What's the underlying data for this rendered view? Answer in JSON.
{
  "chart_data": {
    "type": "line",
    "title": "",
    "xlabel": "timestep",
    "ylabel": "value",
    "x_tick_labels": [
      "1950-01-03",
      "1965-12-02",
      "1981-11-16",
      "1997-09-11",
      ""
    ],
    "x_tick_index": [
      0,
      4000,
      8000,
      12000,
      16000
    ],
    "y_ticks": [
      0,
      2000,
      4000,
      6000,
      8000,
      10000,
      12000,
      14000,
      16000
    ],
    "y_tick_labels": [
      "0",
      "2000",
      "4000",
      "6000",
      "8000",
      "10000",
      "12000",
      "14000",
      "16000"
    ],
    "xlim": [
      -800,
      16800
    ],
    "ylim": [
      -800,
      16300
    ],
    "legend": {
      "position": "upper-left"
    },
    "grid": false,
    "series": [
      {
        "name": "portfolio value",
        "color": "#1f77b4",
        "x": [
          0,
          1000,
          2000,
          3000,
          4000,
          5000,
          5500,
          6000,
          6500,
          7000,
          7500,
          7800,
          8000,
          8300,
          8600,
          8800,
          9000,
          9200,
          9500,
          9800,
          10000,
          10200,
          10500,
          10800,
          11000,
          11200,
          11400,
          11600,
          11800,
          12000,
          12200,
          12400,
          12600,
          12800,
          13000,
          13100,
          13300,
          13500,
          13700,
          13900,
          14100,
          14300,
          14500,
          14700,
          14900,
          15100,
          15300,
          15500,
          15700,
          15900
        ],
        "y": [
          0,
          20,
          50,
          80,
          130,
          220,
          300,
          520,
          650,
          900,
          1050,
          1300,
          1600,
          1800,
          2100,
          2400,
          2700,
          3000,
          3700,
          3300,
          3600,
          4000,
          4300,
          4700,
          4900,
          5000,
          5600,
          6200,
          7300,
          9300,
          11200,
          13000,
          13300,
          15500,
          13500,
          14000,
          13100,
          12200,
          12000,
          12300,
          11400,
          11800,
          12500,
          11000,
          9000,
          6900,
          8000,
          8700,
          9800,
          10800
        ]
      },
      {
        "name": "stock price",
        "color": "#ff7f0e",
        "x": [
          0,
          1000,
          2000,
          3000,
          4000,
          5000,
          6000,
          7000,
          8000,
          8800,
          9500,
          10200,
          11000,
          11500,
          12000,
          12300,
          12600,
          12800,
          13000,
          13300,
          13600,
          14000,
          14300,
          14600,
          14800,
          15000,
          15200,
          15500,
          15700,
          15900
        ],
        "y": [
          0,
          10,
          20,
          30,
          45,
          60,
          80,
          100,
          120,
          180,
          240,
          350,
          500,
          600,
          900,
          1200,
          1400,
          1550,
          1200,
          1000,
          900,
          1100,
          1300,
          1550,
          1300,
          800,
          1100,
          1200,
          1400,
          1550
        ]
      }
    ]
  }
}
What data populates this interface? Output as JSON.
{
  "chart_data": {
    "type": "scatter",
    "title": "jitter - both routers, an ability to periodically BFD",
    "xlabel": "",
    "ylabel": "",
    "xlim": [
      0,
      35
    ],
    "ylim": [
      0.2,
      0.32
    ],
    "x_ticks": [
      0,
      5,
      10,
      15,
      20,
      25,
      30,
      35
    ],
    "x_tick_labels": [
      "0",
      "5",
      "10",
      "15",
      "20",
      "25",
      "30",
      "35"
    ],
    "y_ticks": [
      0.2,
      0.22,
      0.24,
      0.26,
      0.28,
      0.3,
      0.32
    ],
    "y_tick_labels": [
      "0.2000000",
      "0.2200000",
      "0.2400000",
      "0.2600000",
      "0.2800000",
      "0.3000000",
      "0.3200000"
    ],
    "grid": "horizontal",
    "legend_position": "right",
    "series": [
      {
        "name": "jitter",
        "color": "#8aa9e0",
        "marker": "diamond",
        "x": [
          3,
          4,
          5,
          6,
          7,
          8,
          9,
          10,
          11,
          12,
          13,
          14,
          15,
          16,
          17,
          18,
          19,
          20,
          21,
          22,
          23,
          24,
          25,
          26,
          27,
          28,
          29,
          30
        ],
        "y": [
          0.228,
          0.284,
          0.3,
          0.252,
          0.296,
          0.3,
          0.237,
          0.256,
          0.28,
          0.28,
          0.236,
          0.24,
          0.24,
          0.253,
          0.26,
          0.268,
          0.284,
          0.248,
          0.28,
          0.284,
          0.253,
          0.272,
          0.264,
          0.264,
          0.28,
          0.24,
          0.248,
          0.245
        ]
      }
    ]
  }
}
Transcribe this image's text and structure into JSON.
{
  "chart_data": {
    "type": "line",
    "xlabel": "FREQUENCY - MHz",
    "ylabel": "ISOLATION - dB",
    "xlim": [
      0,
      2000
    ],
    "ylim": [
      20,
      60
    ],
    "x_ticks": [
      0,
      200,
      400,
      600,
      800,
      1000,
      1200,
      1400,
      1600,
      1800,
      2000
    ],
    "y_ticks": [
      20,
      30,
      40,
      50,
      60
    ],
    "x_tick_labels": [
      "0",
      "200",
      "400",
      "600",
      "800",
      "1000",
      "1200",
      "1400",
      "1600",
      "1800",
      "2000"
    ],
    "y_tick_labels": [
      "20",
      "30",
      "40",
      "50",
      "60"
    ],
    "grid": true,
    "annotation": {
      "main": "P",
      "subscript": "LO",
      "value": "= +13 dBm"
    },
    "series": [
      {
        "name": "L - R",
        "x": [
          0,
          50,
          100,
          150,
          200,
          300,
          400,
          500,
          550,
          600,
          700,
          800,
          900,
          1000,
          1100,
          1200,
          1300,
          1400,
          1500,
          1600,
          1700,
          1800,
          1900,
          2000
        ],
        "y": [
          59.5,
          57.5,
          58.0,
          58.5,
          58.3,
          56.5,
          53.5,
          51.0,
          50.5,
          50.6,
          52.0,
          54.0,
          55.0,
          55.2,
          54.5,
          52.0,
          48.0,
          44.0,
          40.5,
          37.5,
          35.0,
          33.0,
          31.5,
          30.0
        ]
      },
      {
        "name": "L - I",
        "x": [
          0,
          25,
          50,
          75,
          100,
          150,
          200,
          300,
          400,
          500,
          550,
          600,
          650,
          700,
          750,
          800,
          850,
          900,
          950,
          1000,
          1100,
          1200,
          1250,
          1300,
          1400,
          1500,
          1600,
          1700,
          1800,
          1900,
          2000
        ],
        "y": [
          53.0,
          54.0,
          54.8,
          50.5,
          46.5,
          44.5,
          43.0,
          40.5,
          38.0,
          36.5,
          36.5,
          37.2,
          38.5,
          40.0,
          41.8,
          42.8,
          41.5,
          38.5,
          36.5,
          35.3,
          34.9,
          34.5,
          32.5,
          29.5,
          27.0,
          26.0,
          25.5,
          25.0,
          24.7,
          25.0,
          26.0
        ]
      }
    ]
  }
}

++++++

▶ Stated task
Retype every record above exactly as written.

▶ Complete response
What's the underlying data for this rendered view? Answer in JSON.
{
  "chart_data": {
    "type": "line",
    "title": "",
    "xlabel": "timestep",
    "ylabel": "value",
    "x_tick_labels": [
      "1950-01-03",
      "1965-12-02",
      "1981-11-16",
      "1997-09-11",
      ""
    ],
    "x_tick_index": [
      0,
      4000,
      8000,
      12000,
      16000
    ],
    "y_ticks": [
      0,
      2000,
      4000,
      6000,
      8000,
      10000,
      12000,
      14000,
      16000
    ],
    "y_tick_labels": [
      "0",
      "2000",
      "4000",
      "6000",
      "8000",
      "10000",
      "12000",
      "14000",
      "16000"
    ],
    "xlim": [
      -800,
      16800
    ],
    "ylim": [
      -800,
      16300
    ],
    "legend": {
      "position": "upper-left"
    },
    "grid": false,
    "series": [
      {
        "name": "portfolio value",
        "color": "#1f77b4",
        "x": [
          0,
          1000,
          2000,
          3000,
          4000,
          5000,
          5500,
          6000,
          6500,
          7000,
          7500,
          7800,
          8000,
          8300,
          8600,
          8800,
          9000,
          9200,
          9500,
          9800,
          10000,
          10200,
          10500,
          10800,
          11000,
          11200,
          11400,
          11600,
          11800,
          12000,
          12200,
          12400,
          12600,
          12800,
          13000,
          13100,
          13300,
          13500,
          13700,
          13900,
          14100,
          14300,
          14500,
          14700,
          14900,
          15100,
          15300,
          15500,
          15700,
          15900
        ],
        "y": [
          0,
          20,
          50,
          80,
          130,
          220,
          300,
          520,
          650,
          900,
          1050,
          1300,
          1600,
          1800,
          2100,
          2400,
          2700,
          3000,
          3700,
          3300,
          3600,
          4000,
          4300,
          4700,
          4900,
          5000,
          5600,
          6200,
          7300,
          9300,
          11200,
          13000,
          13300,
          15500,
          13500,
          14000,
          13100,
          12200,
          12000,
          12300,
          11400,
          11800,
          12500,
          11000,
          9000,
          6900,
          8000,
          8700,
          9800,
          10800
        ]
      },
      {
        "name": "stock price",
        "color": "#ff7f0e",
        "x": [
          0,
          1000,
          2000,
          3000,
          4000,
          5000,
          6000,
          7000,
          8000,
          8800,
          9500,
          10200,
          11000,
          11500,
          12000,
          12300,
          12600,
          12800,
          13000,
          13300,
          13600,
          14000,
          14300,
          14600,
          14800,
          15000,
          15200,
          15500,
          15700,
          15900
        ],
        "y": [
          0,
          10,
          20,
          30,
          45,
          60,
          80,
          100,
          120,
          180,
          240,
          350,
          500,
          600,
          900,
          1200,
          1400,
          1550,
          1200,
          1000,
          900,
          1100,
          1300,
          1550,
          1300,
          800,
          1100,
          1200,
          1400,
          1550
        ]
      }
    ]
  }
}
What data populates this interface? Output as JSON.
{
  "chart_data": {
    "type": "scatter",
    "title": "jitter - both routers, an ability to periodically BFD",
    "xlabel": "",
    "ylabel": "",
    "xlim": [
      0,
      35
    ],
    "ylim": [
      0.2,
      0.32
    ],
    "x_ticks": [
      0,
      5,
      10,
      15,
      20,
      25,
      30,
      35
    ],
    "x_tick_labels": [
      "0",
      "5",
      "10",
      "15",
      "20",
      "25",
      "30",
      "35"
    ],
    "y_ticks": [
      0.2,
      0.22,
      0.24,
      0.26,
      0.28,
      0.3,
      0.32
    ],
    "y_tick_labels": [
      "0.2000000",
      "0.2200000",
      "0.2400000",
      "0.2600000",
      "0.2800000",
      "0.3000000",
      "0.3200000"
    ],
    "grid": "horizontal",
    "legend_position": "right",
    "series": [
      {
        "name": "jitter",
        "color": "#8aa9e0",
        "marker": "diamond",
        "x": [
          3,
          4,
          5,
          6,
          7,
          8,
          9,
          10,
          11,
          12,
          13,
          14,
          15,
          16,
          17,
          18,
          19,
          20,
          21,
          22,
          23,
          24,
          25,
          26,
          27,
          28,
          29,
          30
        ],
        "y": [
          0.228,
          0.284,
          0.3,
          0.252,
          0.296,
          0.3,
          0.237,
          0.256,
          0.28,
          0.28,
          0.236,
          0.24,
          0.24,
          0.253,
          0.26,
          0.268,
          0.284,
          0.248,
          0.28,
          0.284,
          0.253,
          0.272,
          0.264,
          0.264,
          0.28,
          0.24,
          0.248,
          0.245
        ]
      }
    ]
  }
}
Transcribe this image's text and structure into JSON.
{
  "chart_data": {
    "type": "line",
    "xlabel": "FREQUENCY - MHz",
    "ylabel": "ISOLATION - dB",
    "xlim": [
      0,
      2000
    ],
    "ylim": [
      20,
      60
    ],
    "x_ticks": [
      0,
      200,
      400,
      600,
      800,
      1000,
      1200,
      1400,
      1600,
      1800,
      2000
    ],
    "y_ticks": [
      20,
      30,
      40,
      50,
      60
    ],
    "x_tick_labels": [
      "0",
      "200",
      "400",
      "600",
      "800",
      "1000",
      "1200",
      "1400",
      "1600",
      "1800",
      "2000"
    ],
    "y_tick_labels": [
      "20",
      "30",
      "40",
      "50",
      "60"
    ],
    "grid": true,
    "annotation": {
      "main": "P",
      "subscript": "LO",
      "value": "= +13 dBm"
    },
    "series": [
      {
        "name": "L - R",
        "x": [
          0,
          50,
          100,
          150,
          200,
          300,
          400,
          500,
          550,
          600,
          700,
          800,
          900,
          1000,
          1100,
          1200,
          1300,
          1400,
          1500,
          1600,
          1700,
          1800,
          1900,
          2000
        ],
        "y": [
          59.5,
          57.5,
          58.0,
          58.5,
          58.3,
          56.5,
          53.5,
          51.0,
          50.5,
          50.6,
          52.0,
          54.0,
          55.0,
          55.2,
          54.5,
          52.0,
          48.0,
          44.0,
          40.5,
          37.5,
          35.0,
          33.0,
          31.5,
          30.0
        ]
      },
      {
        "name": "L - I",
        "x": [
          0,
          25,
          50,
          75,
          100,
          150,
          200,
          300,
          400,
          500,
          550,
          600,
          650,
          700,
          750,
          800,
          850,
          900,
          950,
          1000,
          1100,
          1200,
          1250,
          1300,
          1400,
          1500,
          1600,
          1700,
          1800,
          1900,
          2000
        ],
        "y": [
          53.0,
          54.0,
          54.8,
          50.5,
          46.5,
          44.5,
          43.0,
          40.5,
          38.0,
          36.5,
          36.5,
          37.2,
          38.5,
          40.0,
          41.8,
          42.8,
          41.5,
          38.5,
          36.5,
          35.3,
          34.9,
          34.5,
          32.5,
          29.5,
          27.0,
          26.0,
          25.5,
          25.0,
          24.7,
          25.0,
          26.0
        ]
      }
    ]
  }
}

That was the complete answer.